• _Work required_: Copy out every item below word for word, leaving out the pictures.

• _Material to process_:
▼

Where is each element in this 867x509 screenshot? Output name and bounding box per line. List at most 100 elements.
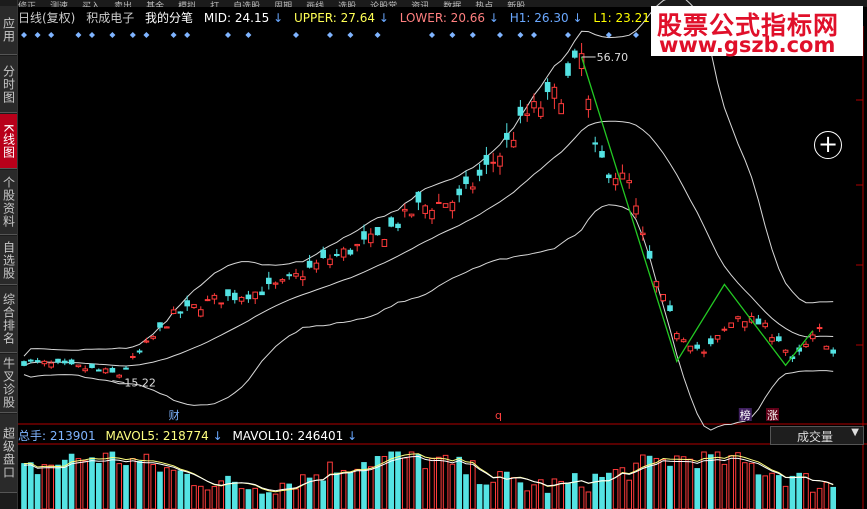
chevron-down-icon: ▼ xyxy=(851,427,859,438)
high-price-label: 56.70 xyxy=(597,51,629,64)
lower-arrow-icon: ↓ xyxy=(488,11,499,25)
period-label[interactable]: 日线(复权) xyxy=(18,11,75,25)
candle-body-28 xyxy=(211,294,218,300)
volume-bar-40 xyxy=(293,488,299,509)
volume-bar-49 xyxy=(354,468,360,509)
signal-diamond-7 xyxy=(143,32,150,38)
volume-bar-5 xyxy=(55,464,61,509)
volume-bar-81 xyxy=(572,473,578,509)
candle-body-15 xyxy=(123,367,129,370)
signal-diamond-1 xyxy=(34,32,41,38)
candle-body-92 xyxy=(646,250,653,259)
sidebar-tab-3[interactable]: 个股资料 xyxy=(0,170,17,235)
marker-q: q xyxy=(495,409,502,422)
volume-bar-0 xyxy=(21,463,27,509)
volume-bar-74 xyxy=(524,490,530,509)
mavol10-text: MAVOL10: 246401 xyxy=(232,429,344,443)
candle-body-98 xyxy=(687,345,694,352)
signal-diamond-15 xyxy=(374,32,381,38)
candle-body-60 xyxy=(429,209,435,220)
candle-body-87 xyxy=(612,178,619,186)
volume-bar-103 xyxy=(721,463,728,509)
h1-arrow-icon: ↓ xyxy=(572,11,583,25)
volume-bar-2 xyxy=(34,474,41,509)
stock-name: 积成电子 xyxy=(86,11,135,25)
volume-bar-19 xyxy=(150,463,156,509)
candle-body-6 xyxy=(62,360,68,364)
candle-body-30 xyxy=(225,289,231,297)
signal-diamond-6 xyxy=(129,32,136,38)
volume-bar-79 xyxy=(558,480,565,509)
volume-bar-118 xyxy=(823,481,830,509)
volume-bar-33 xyxy=(245,489,252,509)
mavol10-arrow-icon: ↓ xyxy=(347,429,358,443)
volume-bar-68 xyxy=(483,484,490,509)
lower-value-text: LOWER: 20.66 xyxy=(399,11,486,25)
volume-bar-57 xyxy=(408,451,415,509)
candle-body-53 xyxy=(381,239,388,247)
low-price-label: 15.22 xyxy=(124,377,155,390)
sidebar-tab-0[interactable]: 应用 xyxy=(0,6,17,55)
indicator-name[interactable]: 我的分笔 xyxy=(145,11,193,25)
sidebar-tab-4[interactable]: 自选股 xyxy=(0,236,17,285)
volume-bar-32 xyxy=(238,488,245,509)
sidebar-tab-7[interactable]: 超级盘口 xyxy=(0,414,17,493)
candle-body-116 xyxy=(810,334,816,340)
candle-body-83 xyxy=(585,98,592,111)
candle-body-97 xyxy=(680,339,687,343)
sidebar-tab-5[interactable]: 综合排名 xyxy=(0,286,17,353)
volume-bar-10 xyxy=(89,457,95,509)
candle-body-58 xyxy=(415,191,422,203)
candle-body-103 xyxy=(721,328,728,331)
volume-bar-14 xyxy=(116,463,123,509)
sidebar-tab-1[interactable]: 分时图 xyxy=(0,56,17,113)
volume-bar-41 xyxy=(300,474,306,509)
volume-bar-107 xyxy=(748,462,755,509)
volume-bar-45 xyxy=(327,461,333,509)
watermark-url: www.gszb.com xyxy=(659,33,836,57)
candle-body-93 xyxy=(653,281,660,288)
candle-body-7 xyxy=(68,359,75,365)
volume-bar-27 xyxy=(204,489,211,509)
candle-body-99 xyxy=(694,344,701,349)
lower-value: LOWER: 20.66 ↓ xyxy=(400,11,499,25)
candle-body-50 xyxy=(361,231,367,240)
candle-body-25 xyxy=(191,304,197,309)
volume-bar-11 xyxy=(96,463,102,509)
signal-diamond-4 xyxy=(89,32,95,38)
candle-body-63 xyxy=(449,201,456,212)
volume-bar-51 xyxy=(368,466,374,509)
candle-body-85 xyxy=(599,151,605,158)
candle-body-67 xyxy=(476,169,483,176)
indicator-info-bar: 日线(复权) 积成电子 我的分笔 MID: 24.15 ↓ UPPER: 27.… xyxy=(18,9,671,25)
signal-diamond-12 xyxy=(293,32,299,38)
sidebar-tab-2[interactable]: K线图 xyxy=(0,114,17,169)
volume-bar-82 xyxy=(578,486,585,509)
zoom-plus-icon[interactable]: + xyxy=(814,131,842,159)
candle-body-117 xyxy=(816,327,823,330)
candle-body-90 xyxy=(633,205,639,215)
sidebar-tab-6[interactable]: 牛叉诊股 xyxy=(0,354,17,413)
volume-bar-75 xyxy=(531,484,537,509)
volume-bar-44 xyxy=(320,480,326,509)
volume-bar-85 xyxy=(599,476,605,509)
volume-indicator-select[interactable]: 成交量 ▼ xyxy=(770,426,864,445)
volume-bar-59 xyxy=(422,468,428,509)
volume-indicator-label: 成交量 xyxy=(797,430,834,444)
volume-bar-4 xyxy=(48,464,54,509)
volume-bar-77 xyxy=(544,492,551,509)
volume-bar-24 xyxy=(184,473,190,509)
volume-bar-83 xyxy=(585,491,592,509)
volume-bar-30 xyxy=(225,475,231,509)
candle-body-38 xyxy=(279,279,286,282)
candle-body-22 xyxy=(170,309,177,315)
candle-body-94 xyxy=(660,294,667,302)
candle-body-57 xyxy=(408,213,415,217)
candle-body-84 xyxy=(592,142,599,145)
upper-value-text: UPPER: 27.64 xyxy=(293,11,375,25)
candle-body-105 xyxy=(735,316,741,320)
total-volume: 总手: 213901 xyxy=(18,429,96,443)
candle-body-35 xyxy=(259,291,265,296)
signal-diamond-5 xyxy=(109,32,116,38)
volume-bar-73 xyxy=(517,482,524,509)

▲

• _Full output_:
Where is each element in this 867x509 screenshot? Output name and bounding box per line. List at most 100 elements.
chevron-down-icon: ▼ xyxy=(851,427,859,438)
high-price-label: 56.70 xyxy=(597,51,629,64)
lower-arrow-icon: ↓ xyxy=(488,11,499,25)
period-label[interactable]: 日线(复权) xyxy=(18,11,75,25)
candle-body-28 xyxy=(211,294,218,300)
volume-bar-40 xyxy=(293,488,299,509)
volume-bar-49 xyxy=(354,468,360,509)
signal-diamond-7 xyxy=(143,32,150,38)
volume-bar-5 xyxy=(55,464,61,509)
volume-bar-81 xyxy=(572,473,578,509)
candle-body-15 xyxy=(123,367,129,370)
signal-diamond-1 xyxy=(34,32,41,38)
candle-body-92 xyxy=(646,250,653,259)
sidebar-tab-3[interactable]: 个股资料 xyxy=(0,170,17,235)
marker-q: q xyxy=(495,409,502,422)
volume-bar-0 xyxy=(21,463,27,509)
volume-bar-74 xyxy=(524,490,530,509)
mavol10-text: MAVOL10: 246401 xyxy=(232,429,344,443)
candle-body-98 xyxy=(687,345,694,352)
signal-diamond-15 xyxy=(374,32,381,38)
candle-body-60 xyxy=(429,209,435,220)
candle-body-87 xyxy=(612,178,619,186)
volume-bar-103 xyxy=(721,463,728,509)
h1-arrow-icon: ↓ xyxy=(572,11,583,25)
volume-bar-2 xyxy=(34,474,41,509)
stock-name: 积成电子 xyxy=(86,11,135,25)
volume-bar-19 xyxy=(150,463,156,509)
candle-body-6 xyxy=(62,360,68,364)
candle-body-30 xyxy=(225,289,231,297)
signal-diamond-6 xyxy=(129,32,136,38)
volume-bar-79 xyxy=(558,480,565,509)
volume-bar-118 xyxy=(823,481,830,509)
volume-bar-33 xyxy=(245,489,252,509)
mavol10-arrow-icon: ↓ xyxy=(347,429,358,443)
volume-bar-68 xyxy=(483,484,490,509)
lower-value-text: LOWER: 20.66 xyxy=(399,11,486,25)
volume-bar-57 xyxy=(408,451,415,509)
candle-body-53 xyxy=(381,239,388,247)
low-price-label: 15.22 xyxy=(124,377,155,390)
sidebar-tab-0[interactable]: 应用 xyxy=(0,6,17,55)
indicator-name[interactable]: 我的分笔 xyxy=(145,11,193,25)
sidebar-tab-4[interactable]: 自选股 xyxy=(0,236,17,285)
volume-bar-32 xyxy=(238,488,245,509)
sidebar-tab-7[interactable]: 超级盘口 xyxy=(0,414,17,493)
candle-body-116 xyxy=(810,334,816,340)
candle-body-83 xyxy=(585,98,592,111)
candle-body-97 xyxy=(680,339,687,343)
sidebar-tab-5[interactable]: 综合排名 xyxy=(0,286,17,353)
volume-bar-10 xyxy=(89,457,95,509)
candle-body-58 xyxy=(415,191,422,203)
candle-body-103 xyxy=(721,328,728,331)
volume-bar-14 xyxy=(116,463,123,509)
sidebar-tab-1[interactable]: 分时图 xyxy=(0,56,17,113)
volume-bar-41 xyxy=(300,474,306,509)
volume-bar-107 xyxy=(748,462,755,509)
volume-bar-45 xyxy=(327,461,333,509)
watermark-url: www.gszb.com xyxy=(659,33,836,57)
candle-body-93 xyxy=(653,281,660,288)
candle-body-7 xyxy=(68,359,75,365)
volume-bar-27 xyxy=(204,489,211,509)
candle-body-99 xyxy=(694,344,701,349)
lower-value: LOWER: 20.66 ↓ xyxy=(400,11,499,25)
candle-body-50 xyxy=(361,231,367,240)
candle-body-25 xyxy=(191,304,197,309)
volume-bar-11 xyxy=(96,463,102,509)
signal-diamond-4 xyxy=(89,32,95,38)
candle-body-63 xyxy=(449,201,456,212)
volume-bar-51 xyxy=(368,466,374,509)
candle-body-85 xyxy=(599,151,605,158)
candle-body-67 xyxy=(476,169,483,176)
indicator-info-bar: 日线(复权) 积成电子 我的分笔 MID: 24.15 ↓ UPPER: 27.… xyxy=(18,9,671,25)
signal-diamond-12 xyxy=(293,32,299,38)
sidebar-tab-2[interactable]: K线图 xyxy=(0,114,17,169)
volume-bar-82 xyxy=(578,486,585,509)
zoom-plus-icon[interactable]: + xyxy=(814,131,842,159)
candle-body-117 xyxy=(816,327,823,330)
candle-body-90 xyxy=(633,205,639,215)
sidebar-tab-6[interactable]: 牛叉诊股 xyxy=(0,354,17,413)
volume-bar-75 xyxy=(531,484,537,509)
volume-bar-44 xyxy=(320,480,326,509)
volume-bar-85 xyxy=(599,476,605,509)
volume-indicator-select[interactable]: 成交量 ▼ xyxy=(770,426,864,445)
volume-bar-59 xyxy=(422,468,428,509)
volume-indicator-label: 成交量 xyxy=(797,430,834,444)
volume-bar-4 xyxy=(48,464,54,509)
volume-bar-77 xyxy=(544,492,551,509)
volume-bar-24 xyxy=(184,473,190,509)
volume-bar-83 xyxy=(585,491,592,509)
volume-bar-30 xyxy=(225,475,231,509)
candle-body-38 xyxy=(279,279,286,282)
candle-body-22 xyxy=(170,309,177,315)
candle-body-94 xyxy=(660,294,667,302)
candle-body-57 xyxy=(408,213,415,217)
candle-body-84 xyxy=(592,142,599,145)
upper-value-text: UPPER: 27.64 xyxy=(293,11,375,25)
candle-body-105 xyxy=(735,316,741,320)
total-volume: 总手: 213901 xyxy=(18,429,96,443)
candle-body-35 xyxy=(259,291,265,296)
signal-diamond-5 xyxy=(109,32,116,38)
volume-bar-73 xyxy=(517,482,524,509)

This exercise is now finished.